**INSTRUCTION**
Across all the lines below, how many contain the string "name"? Please reply with the number only.

**Stored records**

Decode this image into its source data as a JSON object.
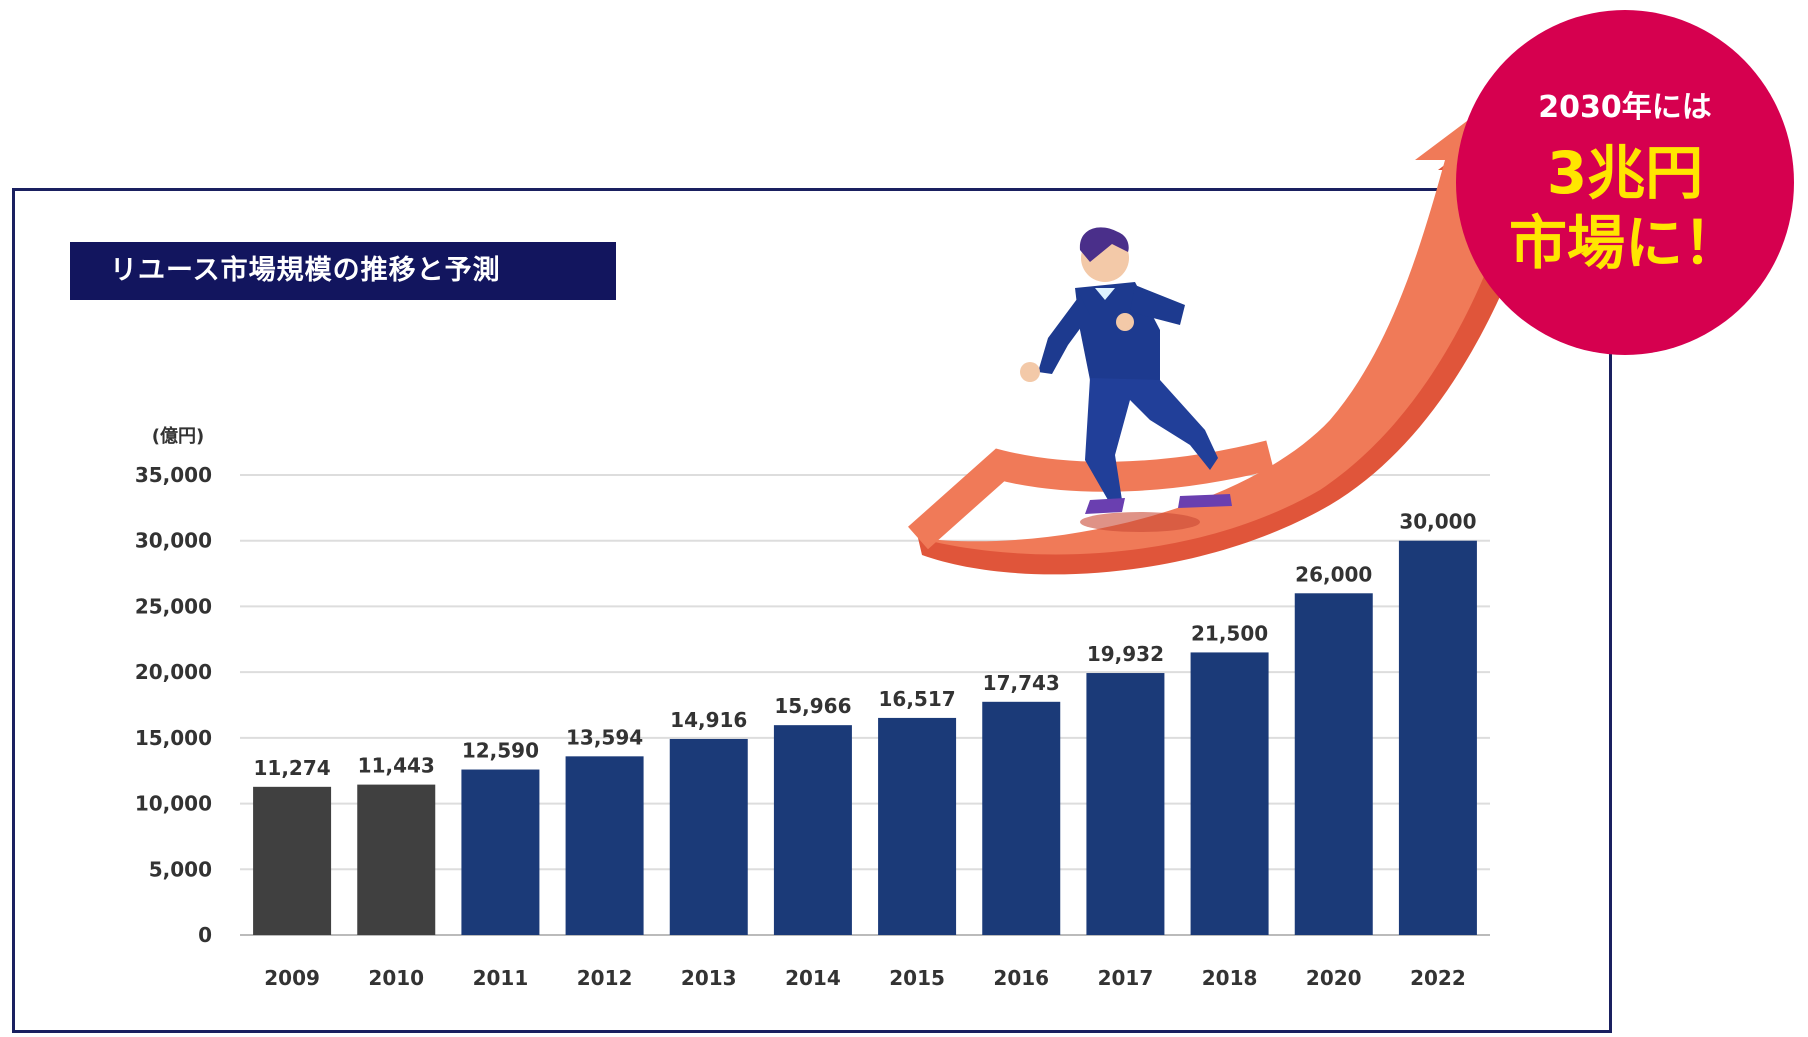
{
  "chart_data": {
    "type": "bar",
    "title": "リユース市場規模の推移と予測",
    "unit_label": "(億円)",
    "categories": [
      "2009",
      "2010",
      "2011",
      "2012",
      "2013",
      "2014",
      "2015",
      "2016",
      "2017",
      "2018",
      "2020",
      "2022"
    ],
    "values": [
      11274,
      11443,
      12590,
      13594,
      14916,
      15966,
      16517,
      17743,
      19932,
      21500,
      26000,
      30000
    ],
    "value_labels": [
      "11,274",
      "11,443",
      "12,590",
      "13,594",
      "14,916",
      "15,966",
      "16,517",
      "17,743",
      "19,932",
      "21,500",
      "26,000",
      "30,000"
    ],
    "bar_colors": [
      "#404040",
      "#404040",
      "#1b3a78",
      "#1b3a78",
      "#1b3a78",
      "#1b3a78",
      "#1b3a78",
      "#1b3a78",
      "#1b3a78",
      "#1b3a78",
      "#1b3a78",
      "#1b3a78"
    ],
    "yticks": [
      "0",
      "5,000",
      "10,000",
      "15,000",
      "20,000",
      "25,000",
      "30,000",
      "35,000"
    ],
    "ylim": [
      0,
      35000
    ],
    "grid": true
  },
  "badge": {
    "line1": "2030年には",
    "line2": "3兆円",
    "line3": "市場に！",
    "color": "#d6004f",
    "highlight_color": "#ffe600"
  },
  "colors": {
    "title_bg": "#12155e",
    "arrow": "#f07050",
    "frame": "#1a2060"
  }
}
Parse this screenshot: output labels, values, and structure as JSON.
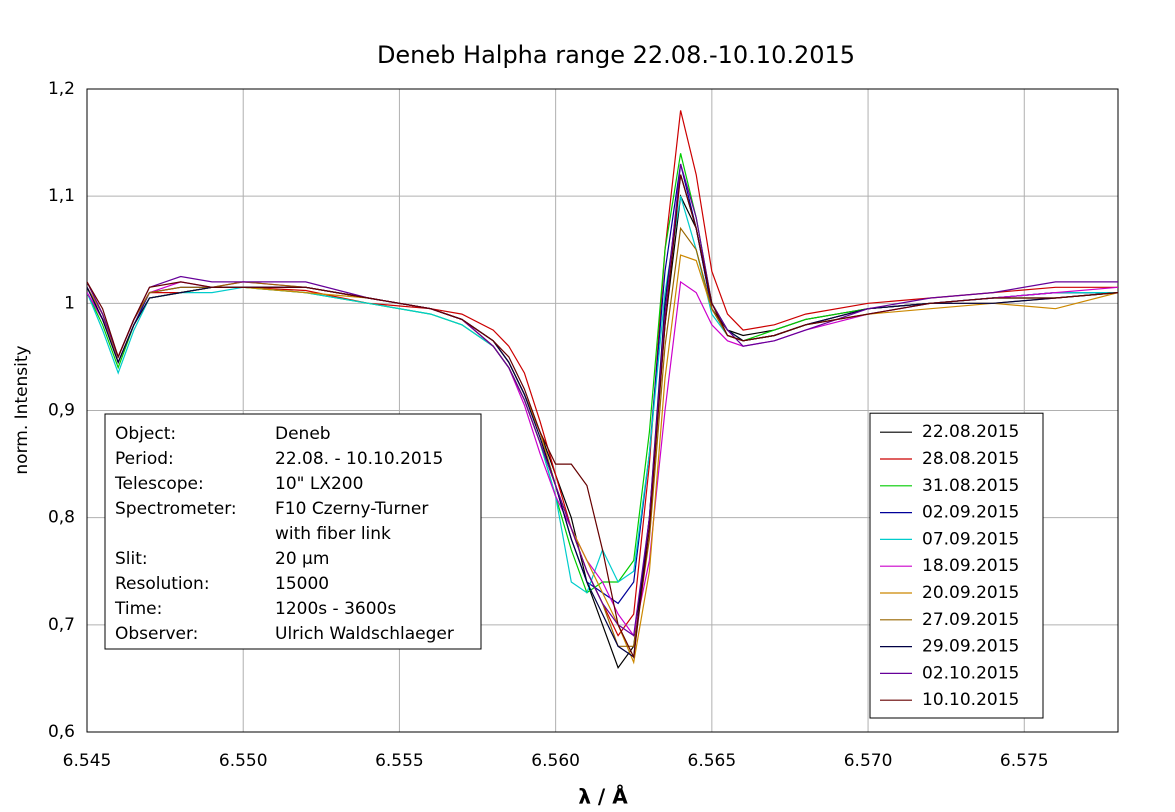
{
  "chart_data": {
    "type": "line",
    "title": "Deneb Halpha range 22.08.-10.10.2015",
    "x_label": "λ / Å",
    "y_label": "norm. Intensity",
    "xlim": [
      6.545,
      6.578
    ],
    "ylim": [
      0.6,
      1.2
    ],
    "xticks": [
      6.545,
      {
        "value": 6.55,
        "label": "6.550"
      },
      6.555,
      {
        "value": 6.56,
        "label": "6.560"
      },
      6.565,
      {
        "value": 6.57,
        "label": "6.570"
      },
      6.575
    ],
    "yticks": [
      {
        "value": 0.6,
        "label": "0,6"
      },
      {
        "value": 0.7,
        "label": "0,7"
      },
      {
        "value": 0.8,
        "label": "0,8"
      },
      {
        "value": 0.9,
        "label": "0,9"
      },
      1,
      {
        "value": 1.1,
        "label": "1,1"
      },
      {
        "value": 1.2,
        "label": "1,2"
      }
    ],
    "grid": true,
    "legend": "lower right",
    "x": [
      6.545,
      6.5455,
      6.546,
      6.5465,
      6.547,
      6.548,
      6.549,
      6.55,
      6.552,
      6.554,
      6.556,
      6.557,
      6.558,
      6.5585,
      6.559,
      6.5595,
      6.56,
      6.5605,
      6.561,
      6.5615,
      6.562,
      6.5625,
      6.563,
      6.5635,
      6.564,
      6.5645,
      6.565,
      6.5655,
      6.566,
      6.567,
      6.568,
      6.57,
      6.572,
      6.574,
      6.576,
      6.578
    ],
    "series": [
      {
        "name": "22.08.2015",
        "color": "#000000",
        "values": [
          1.015,
          0.99,
          0.945,
          0.98,
          1.005,
          1.01,
          1.015,
          1.015,
          1.015,
          1.005,
          0.995,
          0.985,
          0.965,
          0.945,
          0.915,
          0.88,
          0.84,
          0.8,
          0.74,
          0.7,
          0.66,
          0.68,
          0.8,
          0.98,
          1.1,
          1.07,
          0.995,
          0.975,
          0.97,
          0.975,
          0.985,
          0.995,
          1.0,
          1.005,
          1.01,
          1.01
        ]
      },
      {
        "name": "28.08.2015",
        "color": "#cc0000",
        "values": [
          1.01,
          0.985,
          0.95,
          0.985,
          1.01,
          1.01,
          1.015,
          1.015,
          1.012,
          1.0,
          0.995,
          0.99,
          0.975,
          0.96,
          0.935,
          0.89,
          0.84,
          0.79,
          0.75,
          0.72,
          0.69,
          0.71,
          0.85,
          1.05,
          1.18,
          1.12,
          1.03,
          0.99,
          0.975,
          0.98,
          0.99,
          1.0,
          1.005,
          1.01,
          1.015,
          1.015
        ]
      },
      {
        "name": "31.08.2015",
        "color": "#00cc00",
        "values": [
          1.01,
          0.98,
          0.94,
          0.98,
          1.005,
          1.01,
          1.015,
          1.015,
          1.01,
          1.0,
          0.99,
          0.98,
          0.96,
          0.94,
          0.91,
          0.87,
          0.82,
          0.77,
          0.73,
          0.74,
          0.74,
          0.76,
          0.88,
          1.05,
          1.14,
          1.08,
          1.0,
          0.975,
          0.965,
          0.975,
          0.985,
          0.995,
          1.0,
          1.005,
          1.005,
          1.01
        ]
      },
      {
        "name": "02.09.2015",
        "color": "#000099",
        "values": [
          1.015,
          0.985,
          0.945,
          0.98,
          1.01,
          1.015,
          1.015,
          1.015,
          1.015,
          1.005,
          0.995,
          0.985,
          0.965,
          0.945,
          0.915,
          0.88,
          0.83,
          0.78,
          0.74,
          0.73,
          0.72,
          0.74,
          0.86,
          1.03,
          1.13,
          1.07,
          0.995,
          0.97,
          0.965,
          0.97,
          0.98,
          0.995,
          1.0,
          1.005,
          1.01,
          1.01
        ]
      },
      {
        "name": "07.09.2015",
        "color": "#00cccc",
        "values": [
          1.01,
          0.975,
          0.935,
          0.975,
          1.005,
          1.01,
          1.01,
          1.015,
          1.01,
          1.0,
          0.99,
          0.98,
          0.96,
          0.94,
          0.91,
          0.87,
          0.82,
          0.74,
          0.73,
          0.77,
          0.74,
          0.75,
          0.86,
          1.01,
          1.1,
          1.05,
          0.99,
          0.97,
          0.965,
          0.97,
          0.98,
          0.99,
          1.0,
          1.005,
          1.01,
          1.01
        ]
      },
      {
        "name": "18.09.2015",
        "color": "#cc00cc",
        "values": [
          1.01,
          0.985,
          0.95,
          0.985,
          1.01,
          1.02,
          1.015,
          1.02,
          1.015,
          1.005,
          0.995,
          0.985,
          0.96,
          0.94,
          0.905,
          0.86,
          0.82,
          0.79,
          0.76,
          0.74,
          0.71,
          0.69,
          0.76,
          0.9,
          1.02,
          1.01,
          0.98,
          0.965,
          0.96,
          0.965,
          0.975,
          0.99,
          1.0,
          1.005,
          1.01,
          1.015
        ]
      },
      {
        "name": "20.09.2015",
        "color": "#cc8800",
        "values": [
          1.015,
          0.99,
          0.945,
          0.98,
          1.005,
          1.01,
          1.015,
          1.015,
          1.01,
          1.005,
          0.995,
          0.985,
          0.965,
          0.945,
          0.915,
          0.88,
          0.83,
          0.79,
          0.76,
          0.73,
          0.7,
          0.665,
          0.75,
          0.93,
          1.045,
          1.04,
          0.995,
          0.97,
          0.965,
          0.97,
          0.98,
          0.99,
          0.995,
          1.0,
          0.995,
          1.01
        ]
      },
      {
        "name": "27.09.2015",
        "color": "#996600",
        "values": [
          1.02,
          0.99,
          0.95,
          0.985,
          1.01,
          1.015,
          1.015,
          1.02,
          1.015,
          1.005,
          0.995,
          0.985,
          0.96,
          0.94,
          0.91,
          0.87,
          0.83,
          0.79,
          0.75,
          0.72,
          0.68,
          0.68,
          0.78,
          0.96,
          1.07,
          1.05,
          0.995,
          0.97,
          0.965,
          0.97,
          0.98,
          0.995,
          1.0,
          1.0,
          1.005,
          1.01
        ]
      },
      {
        "name": "29.09.2015",
        "color": "#000044",
        "values": [
          1.015,
          0.985,
          0.945,
          0.98,
          1.005,
          1.01,
          1.015,
          1.015,
          1.015,
          1.005,
          0.995,
          0.985,
          0.965,
          0.945,
          0.915,
          0.875,
          0.83,
          0.78,
          0.74,
          0.71,
          0.68,
          0.67,
          0.8,
          1.0,
          1.12,
          1.07,
          1.0,
          0.975,
          0.965,
          0.97,
          0.98,
          0.995,
          1.0,
          1.0,
          1.005,
          1.01
        ]
      },
      {
        "name": "02.10.2015",
        "color": "#660099",
        "values": [
          1.02,
          0.99,
          0.95,
          0.985,
          1.015,
          1.025,
          1.02,
          1.02,
          1.02,
          1.005,
          0.995,
          0.985,
          0.96,
          0.94,
          0.91,
          0.87,
          0.83,
          0.79,
          0.75,
          0.72,
          0.7,
          0.69,
          0.8,
          0.99,
          1.13,
          1.08,
          1.0,
          0.975,
          0.96,
          0.965,
          0.975,
          0.995,
          1.005,
          1.01,
          1.02,
          1.02
        ]
      },
      {
        "name": "10.10.2015",
        "color": "#660000",
        "values": [
          1.02,
          0.995,
          0.95,
          0.985,
          1.015,
          1.02,
          1.015,
          1.015,
          1.015,
          1.005,
          0.995,
          0.985,
          0.965,
          0.95,
          0.92,
          0.88,
          0.85,
          0.85,
          0.83,
          0.77,
          0.7,
          0.67,
          0.79,
          0.98,
          1.12,
          1.07,
          1.0,
          0.97,
          0.965,
          0.97,
          0.98,
          0.99,
          1.0,
          1.005,
          1.005,
          1.01
        ]
      }
    ],
    "info_box": {
      "rows": [
        {
          "label": "Object:",
          "value": [
            "Deneb"
          ]
        },
        {
          "label": "Period:",
          "value": [
            "22.08. - 10.10.2015"
          ]
        },
        {
          "label": "Telescope:",
          "value": [
            "10\" LX200"
          ]
        },
        {
          "label": "Spectrometer:",
          "value": [
            "F10 Czerny-Turner",
            "with fiber link"
          ]
        },
        {
          "label": "Slit:",
          "value": [
            "20 µm"
          ]
        },
        {
          "label": "Resolution:",
          "value": [
            "15000"
          ]
        },
        {
          "label": "Time:",
          "value": [
            "1200s - 3600s"
          ]
        },
        {
          "label": "Observer:",
          "value": [
            "Ulrich Waldschlaeger"
          ]
        }
      ]
    }
  }
}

**EXERCISE RESPONSE**
11